> **Task description**
Search the material for the string "light" and copy each line where it occurs.

> **Exercise input**

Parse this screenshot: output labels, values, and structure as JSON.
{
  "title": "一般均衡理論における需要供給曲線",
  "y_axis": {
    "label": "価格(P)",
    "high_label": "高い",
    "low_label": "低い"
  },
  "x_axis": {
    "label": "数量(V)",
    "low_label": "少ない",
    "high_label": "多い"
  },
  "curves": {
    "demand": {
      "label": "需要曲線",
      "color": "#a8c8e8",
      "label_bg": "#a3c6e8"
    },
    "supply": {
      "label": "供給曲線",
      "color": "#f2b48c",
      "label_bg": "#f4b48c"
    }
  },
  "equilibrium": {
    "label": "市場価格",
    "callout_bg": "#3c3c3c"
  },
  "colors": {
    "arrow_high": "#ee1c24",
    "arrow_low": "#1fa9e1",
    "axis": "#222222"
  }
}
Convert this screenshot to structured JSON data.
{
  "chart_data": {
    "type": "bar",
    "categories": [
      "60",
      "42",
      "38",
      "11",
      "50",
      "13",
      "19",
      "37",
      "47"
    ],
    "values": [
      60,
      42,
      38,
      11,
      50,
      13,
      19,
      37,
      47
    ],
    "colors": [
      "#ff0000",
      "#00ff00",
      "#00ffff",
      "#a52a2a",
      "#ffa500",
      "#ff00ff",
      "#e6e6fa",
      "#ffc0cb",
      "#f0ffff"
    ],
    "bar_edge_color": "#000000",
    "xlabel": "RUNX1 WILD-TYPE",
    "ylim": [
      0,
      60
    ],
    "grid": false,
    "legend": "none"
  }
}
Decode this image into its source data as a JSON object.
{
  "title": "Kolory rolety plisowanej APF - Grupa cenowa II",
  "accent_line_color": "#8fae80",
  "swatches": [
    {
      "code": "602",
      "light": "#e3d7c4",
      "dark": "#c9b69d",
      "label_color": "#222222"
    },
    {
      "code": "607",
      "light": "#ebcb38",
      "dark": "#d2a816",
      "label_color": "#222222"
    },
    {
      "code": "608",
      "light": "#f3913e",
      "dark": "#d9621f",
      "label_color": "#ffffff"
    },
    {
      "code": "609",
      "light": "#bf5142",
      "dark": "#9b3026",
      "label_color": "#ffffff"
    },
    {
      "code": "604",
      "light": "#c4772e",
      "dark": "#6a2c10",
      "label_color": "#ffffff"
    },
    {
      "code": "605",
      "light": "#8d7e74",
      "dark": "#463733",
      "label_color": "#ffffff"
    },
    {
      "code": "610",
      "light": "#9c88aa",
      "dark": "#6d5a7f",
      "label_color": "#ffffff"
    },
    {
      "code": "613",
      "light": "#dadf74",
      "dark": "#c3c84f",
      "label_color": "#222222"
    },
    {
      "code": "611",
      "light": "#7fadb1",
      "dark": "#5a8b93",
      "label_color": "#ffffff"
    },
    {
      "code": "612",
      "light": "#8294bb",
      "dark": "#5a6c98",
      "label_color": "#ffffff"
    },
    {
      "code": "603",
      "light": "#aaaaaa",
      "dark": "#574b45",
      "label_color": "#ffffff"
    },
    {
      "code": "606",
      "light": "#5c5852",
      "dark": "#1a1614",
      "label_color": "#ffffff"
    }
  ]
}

> **Solution for this exercise**
      "light": "#e3d7c4",
      "light": "#ebcb38",
      "light": "#f3913e",
      "light": "#bf5142",
      "light": "#c4772e",
      "light": "#8d7e74",
      "light": "#9c88aa",
      "light": "#dadf74",
      "light": "#7fadb1",
      "light": "#8294bb",
      "light": "#aaaaaa",
      "light": "#5c5852",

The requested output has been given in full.